### YOUR OBJECTIVE:
Extract the data exactly, missing nothing.

### EXERCISE MATERIALS:
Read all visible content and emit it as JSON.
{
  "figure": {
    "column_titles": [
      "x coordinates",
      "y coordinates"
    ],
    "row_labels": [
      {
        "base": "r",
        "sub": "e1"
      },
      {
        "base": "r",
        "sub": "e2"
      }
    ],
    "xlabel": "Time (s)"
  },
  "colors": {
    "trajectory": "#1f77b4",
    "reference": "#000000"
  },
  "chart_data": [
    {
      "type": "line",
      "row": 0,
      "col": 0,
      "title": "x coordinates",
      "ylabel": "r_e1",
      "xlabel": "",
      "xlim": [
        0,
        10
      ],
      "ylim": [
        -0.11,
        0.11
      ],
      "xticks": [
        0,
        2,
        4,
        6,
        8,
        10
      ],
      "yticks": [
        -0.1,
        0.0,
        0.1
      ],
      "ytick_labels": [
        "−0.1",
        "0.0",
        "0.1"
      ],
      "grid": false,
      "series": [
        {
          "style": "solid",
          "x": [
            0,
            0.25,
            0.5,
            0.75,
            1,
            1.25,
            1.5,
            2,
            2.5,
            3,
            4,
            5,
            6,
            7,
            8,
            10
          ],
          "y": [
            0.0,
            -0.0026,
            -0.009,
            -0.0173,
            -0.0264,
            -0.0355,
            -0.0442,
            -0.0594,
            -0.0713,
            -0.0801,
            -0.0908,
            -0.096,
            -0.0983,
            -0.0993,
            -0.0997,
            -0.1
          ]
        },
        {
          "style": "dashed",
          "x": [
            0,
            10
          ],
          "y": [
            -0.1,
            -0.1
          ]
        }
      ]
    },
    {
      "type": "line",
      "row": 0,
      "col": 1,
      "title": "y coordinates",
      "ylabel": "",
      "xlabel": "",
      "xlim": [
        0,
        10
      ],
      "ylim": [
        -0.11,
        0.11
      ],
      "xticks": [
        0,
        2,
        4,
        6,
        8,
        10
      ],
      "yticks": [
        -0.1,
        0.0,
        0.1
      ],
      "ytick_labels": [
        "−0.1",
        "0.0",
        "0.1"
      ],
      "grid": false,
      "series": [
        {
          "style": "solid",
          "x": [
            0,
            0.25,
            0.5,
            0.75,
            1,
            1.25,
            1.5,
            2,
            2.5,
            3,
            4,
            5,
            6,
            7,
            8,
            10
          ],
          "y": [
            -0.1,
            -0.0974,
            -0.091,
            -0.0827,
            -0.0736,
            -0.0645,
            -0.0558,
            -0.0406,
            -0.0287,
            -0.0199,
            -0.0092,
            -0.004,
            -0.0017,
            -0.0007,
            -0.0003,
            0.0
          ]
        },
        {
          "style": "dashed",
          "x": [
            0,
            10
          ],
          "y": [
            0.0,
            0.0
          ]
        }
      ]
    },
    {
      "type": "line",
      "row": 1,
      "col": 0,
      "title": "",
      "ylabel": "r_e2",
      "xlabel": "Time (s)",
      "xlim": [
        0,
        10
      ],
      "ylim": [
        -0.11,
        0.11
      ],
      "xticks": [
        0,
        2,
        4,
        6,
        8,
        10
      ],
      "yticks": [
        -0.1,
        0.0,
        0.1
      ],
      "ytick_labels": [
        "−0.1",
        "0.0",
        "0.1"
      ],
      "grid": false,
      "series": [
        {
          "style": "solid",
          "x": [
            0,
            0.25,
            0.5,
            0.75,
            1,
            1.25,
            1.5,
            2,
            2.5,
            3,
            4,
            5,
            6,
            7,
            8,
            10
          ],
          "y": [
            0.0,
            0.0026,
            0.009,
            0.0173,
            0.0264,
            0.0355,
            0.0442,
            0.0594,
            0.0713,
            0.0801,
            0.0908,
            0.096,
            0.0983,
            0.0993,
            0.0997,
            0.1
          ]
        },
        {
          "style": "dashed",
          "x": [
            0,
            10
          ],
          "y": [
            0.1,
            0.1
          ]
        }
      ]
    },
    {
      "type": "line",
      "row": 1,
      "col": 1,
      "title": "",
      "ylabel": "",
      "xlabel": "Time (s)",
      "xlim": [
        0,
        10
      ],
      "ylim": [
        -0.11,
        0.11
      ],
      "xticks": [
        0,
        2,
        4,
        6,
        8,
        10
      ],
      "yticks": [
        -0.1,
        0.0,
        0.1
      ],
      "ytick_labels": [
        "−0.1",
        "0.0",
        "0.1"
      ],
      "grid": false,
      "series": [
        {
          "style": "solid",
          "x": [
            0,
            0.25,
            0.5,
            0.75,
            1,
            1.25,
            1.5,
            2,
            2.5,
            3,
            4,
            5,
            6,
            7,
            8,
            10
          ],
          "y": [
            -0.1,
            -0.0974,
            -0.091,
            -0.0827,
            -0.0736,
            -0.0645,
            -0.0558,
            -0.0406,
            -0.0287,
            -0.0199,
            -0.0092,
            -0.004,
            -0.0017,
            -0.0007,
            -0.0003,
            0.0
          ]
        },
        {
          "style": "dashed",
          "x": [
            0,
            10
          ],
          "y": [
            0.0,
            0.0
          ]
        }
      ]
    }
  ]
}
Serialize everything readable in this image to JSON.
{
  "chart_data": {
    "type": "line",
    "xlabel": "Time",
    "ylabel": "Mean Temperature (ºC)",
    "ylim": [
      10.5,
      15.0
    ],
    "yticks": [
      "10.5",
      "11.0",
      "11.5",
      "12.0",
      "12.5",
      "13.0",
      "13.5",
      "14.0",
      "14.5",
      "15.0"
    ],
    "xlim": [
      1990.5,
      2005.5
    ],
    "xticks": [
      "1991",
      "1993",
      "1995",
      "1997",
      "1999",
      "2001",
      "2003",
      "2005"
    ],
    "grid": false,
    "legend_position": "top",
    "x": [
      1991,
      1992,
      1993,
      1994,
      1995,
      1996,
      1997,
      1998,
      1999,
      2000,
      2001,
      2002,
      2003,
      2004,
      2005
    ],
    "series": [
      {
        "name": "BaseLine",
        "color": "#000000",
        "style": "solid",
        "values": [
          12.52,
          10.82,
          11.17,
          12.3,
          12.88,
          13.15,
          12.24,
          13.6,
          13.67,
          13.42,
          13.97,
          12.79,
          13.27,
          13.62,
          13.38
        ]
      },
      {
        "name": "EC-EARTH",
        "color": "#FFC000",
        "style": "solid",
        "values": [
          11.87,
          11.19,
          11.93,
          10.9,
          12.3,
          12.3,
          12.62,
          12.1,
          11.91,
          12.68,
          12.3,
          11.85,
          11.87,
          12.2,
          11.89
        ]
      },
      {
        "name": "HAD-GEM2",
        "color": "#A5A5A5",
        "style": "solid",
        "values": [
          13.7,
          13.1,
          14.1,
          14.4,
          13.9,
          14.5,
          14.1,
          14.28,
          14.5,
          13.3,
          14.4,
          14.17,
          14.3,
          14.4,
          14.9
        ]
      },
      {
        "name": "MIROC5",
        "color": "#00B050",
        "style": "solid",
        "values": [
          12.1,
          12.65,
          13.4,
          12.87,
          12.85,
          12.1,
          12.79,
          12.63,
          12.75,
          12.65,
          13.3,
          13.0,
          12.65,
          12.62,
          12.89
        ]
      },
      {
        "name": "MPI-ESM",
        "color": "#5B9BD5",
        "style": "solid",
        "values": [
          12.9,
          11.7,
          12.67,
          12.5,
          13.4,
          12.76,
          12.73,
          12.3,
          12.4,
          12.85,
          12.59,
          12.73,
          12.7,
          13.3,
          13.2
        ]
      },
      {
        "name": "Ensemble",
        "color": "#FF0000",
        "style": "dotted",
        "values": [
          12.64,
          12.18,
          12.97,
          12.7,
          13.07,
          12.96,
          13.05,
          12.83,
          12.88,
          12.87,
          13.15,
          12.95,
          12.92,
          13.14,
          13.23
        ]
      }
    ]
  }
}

### TASK RESPONSE:
Read all visible content and emit it as JSON.
{
  "figure": {
    "column_titles": [
      "x coordinates",
      "y coordinates"
    ],
    "row_labels": [
      {
        "base": "r",
        "sub": "e1"
      },
      {
        "base": "r",
        "sub": "e2"
      }
    ],
    "xlabel": "Time (s)"
  },
  "colors": {
    "trajectory": "#1f77b4",
    "reference": "#000000"
  },
  "chart_data": [
    {
      "type": "line",
      "row": 0,
      "col": 0,
      "title": "x coordinates",
      "ylabel": "r_e1",
      "xlabel": "",
      "xlim": [
        0,
        10
      ],
      "ylim": [
        -0.11,
        0.11
      ],
      "xticks": [
        0,
        2,
        4,
        6,
        8,
        10
      ],
      "yticks": [
        -0.1,
        0.0,
        0.1
      ],
      "ytick_labels": [
        "−0.1",
        "0.0",
        "0.1"
      ],
      "grid": false,
      "series": [
        {
          "style": "solid",
          "x": [
            0,
            0.25,
            0.5,
            0.75,
            1,
            1.25,
            1.5,
            2,
            2.5,
            3,
            4,
            5,
            6,
            7,
            8,
            10
          ],
          "y": [
            0.0,
            -0.0026,
            -0.009,
            -0.0173,
            -0.0264,
            -0.0355,
            -0.0442,
            -0.0594,
            -0.0713,
            -0.0801,
            -0.0908,
            -0.096,
            -0.0983,
            -0.0993,
            -0.0997,
            -0.1
          ]
        },
        {
          "style": "dashed",
          "x": [
            0,
            10
          ],
          "y": [
            -0.1,
            -0.1
          ]
        }
      ]
    },
    {
      "type": "line",
      "row": 0,
      "col": 1,
      "title": "y coordinates",
      "ylabel": "",
      "xlabel": "",
      "xlim": [
        0,
        10
      ],
      "ylim": [
        -0.11,
        0.11
      ],
      "xticks": [
        0,
        2,
        4,
        6,
        8,
        10
      ],
      "yticks": [
        -0.1,
        0.0,
        0.1
      ],
      "ytick_labels": [
        "−0.1",
        "0.0",
        "0.1"
      ],
      "grid": false,
      "series": [
        {
          "style": "solid",
          "x": [
            0,
            0.25,
            0.5,
            0.75,
            1,
            1.25,
            1.5,
            2,
            2.5,
            3,
            4,
            5,
            6,
            7,
            8,
            10
          ],
          "y": [
            -0.1,
            -0.0974,
            -0.091,
            -0.0827,
            -0.0736,
            -0.0645,
            -0.0558,
            -0.0406,
            -0.0287,
            -0.0199,
            -0.0092,
            -0.004,
            -0.0017,
            -0.0007,
            -0.0003,
            0.0
          ]
        },
        {
          "style": "dashed",
          "x": [
            0,
            10
          ],
          "y": [
            0.0,
            0.0
          ]
        }
      ]
    },
    {
      "type": "line",
      "row": 1,
      "col": 0,
      "title": "",
      "ylabel": "r_e2",
      "xlabel": "Time (s)",
      "xlim": [
        0,
        10
      ],
      "ylim": [
        -0.11,
        0.11
      ],
      "xticks": [
        0,
        2,
        4,
        6,
        8,
        10
      ],
      "yticks": [
        -0.1,
        0.0,
        0.1
      ],
      "ytick_labels": [
        "−0.1",
        "0.0",
        "0.1"
      ],
      "grid": false,
      "series": [
        {
          "style": "solid",
          "x": [
            0,
            0.25,
            0.5,
            0.75,
            1,
            1.25,
            1.5,
            2,
            2.5,
            3,
            4,
            5,
            6,
            7,
            8,
            10
          ],
          "y": [
            0.0,
            0.0026,
            0.009,
            0.0173,
            0.0264,
            0.0355,
            0.0442,
            0.0594,
            0.0713,
            0.0801,
            0.0908,
            0.096,
            0.0983,
            0.0993,
            0.0997,
            0.1
          ]
        },
        {
          "style": "dashed",
          "x": [
            0,
            10
          ],
          "y": [
            0.1,
            0.1
          ]
        }
      ]
    },
    {
      "type": "line",
      "row": 1,
      "col": 1,
      "title": "",
      "ylabel": "",
      "xlabel": "Time (s)",
      "xlim": [
        0,
        10
      ],
      "ylim": [
        -0.11,
        0.11
      ],
      "xticks": [
        0,
        2,
        4,
        6,
        8,
        10
      ],
      "yticks": [
        -0.1,
        0.0,
        0.1
      ],
      "ytick_labels": [
        "−0.1",
        "0.0",
        "0.1"
      ],
      "grid": false,
      "series": [
        {
          "style": "solid",
          "x": [
            0,
            0.25,
            0.5,
            0.75,
            1,
            1.25,
            1.5,
            2,
            2.5,
            3,
            4,
            5,
            6,
            7,
            8,
            10
          ],
          "y": [
            -0.1,
            -0.0974,
            -0.091,
            -0.0827,
            -0.0736,
            -0.0645,
            -0.0558,
            -0.0406,
            -0.0287,
            -0.0199,
            -0.0092,
            -0.004,
            -0.0017,
            -0.0007,
            -0.0003,
            0.0
          ]
        },
        {
          "style": "dashed",
          "x": [
            0,
            10
          ],
          "y": [
            0.0,
            0.0
          ]
        }
      ]
    }
  ]
}
Serialize everything readable in this image to JSON.
{
  "chart_data": {
    "type": "line",
    "xlabel": "Time",
    "ylabel": "Mean Temperature (ºC)",
    "ylim": [
      10.5,
      15.0
    ],
    "yticks": [
      "10.5",
      "11.0",
      "11.5",
      "12.0",
      "12.5",
      "13.0",
      "13.5",
      "14.0",
      "14.5",
      "15.0"
    ],
    "xlim": [
      1990.5,
      2005.5
    ],
    "xticks": [
      "1991",
      "1993",
      "1995",
      "1997",
      "1999",
      "2001",
      "2003",
      "2005"
    ],
    "grid": false,
    "legend_position": "top",
    "x": [
      1991,
      1992,
      1993,
      1994,
      1995,
      1996,
      1997,
      1998,
      1999,
      2000,
      2001,
      2002,
      2003,
      2004,
      2005
    ],
    "series": [
      {
        "name": "BaseLine",
        "color": "#000000",
        "style": "solid",
        "values": [
          12.52,
          10.82,
          11.17,
          12.3,
          12.88,
          13.15,
          12.24,
          13.6,
          13.67,
          13.42,
          13.97,
          12.79,
          13.27,
          13.62,
          13.38
        ]
      },
      {
        "name": "EC-EARTH",
        "color": "#FFC000",
        "style": "solid",
        "values": [
          11.87,
          11.19,
          11.93,
          10.9,
          12.3,
          12.3,
          12.62,
          12.1,
          11.91,
          12.68,
          12.3,
          11.85,
          11.87,
          12.2,
          11.89
        ]
      },
      {
        "name": "HAD-GEM2",
        "color": "#A5A5A5",
        "style": "solid",
        "values": [
          13.7,
          13.1,
          14.1,
          14.4,
          13.9,
          14.5,
          14.1,
          14.28,
          14.5,
          13.3,
          14.4,
          14.17,
          14.3,
          14.4,
          14.9
        ]
      },
      {
        "name": "MIROC5",
        "color": "#00B050",
        "style": "solid",
        "values": [
          12.1,
          12.65,
          13.4,
          12.87,
          12.85,
          12.1,
          12.79,
          12.63,
          12.75,
          12.65,
          13.3,
          13.0,
          12.65,
          12.62,
          12.89
        ]
      },
      {
        "name": "MPI-ESM",
        "color": "#5B9BD5",
        "style": "solid",
        "values": [
          12.9,
          11.7,
          12.67,
          12.5,
          13.4,
          12.76,
          12.73,
          12.3,
          12.4,
          12.85,
          12.59,
          12.73,
          12.7,
          13.3,
          13.2
        ]
      },
      {
        "name": "Ensemble",
        "color": "#FF0000",
        "style": "dotted",
        "values": [
          12.64,
          12.18,
          12.97,
          12.7,
          13.07,
          12.96,
          13.05,
          12.83,
          12.88,
          12.87,
          13.15,
          12.95,
          12.92,
          13.14,
          13.23
        ]
      }
    ]
  }
}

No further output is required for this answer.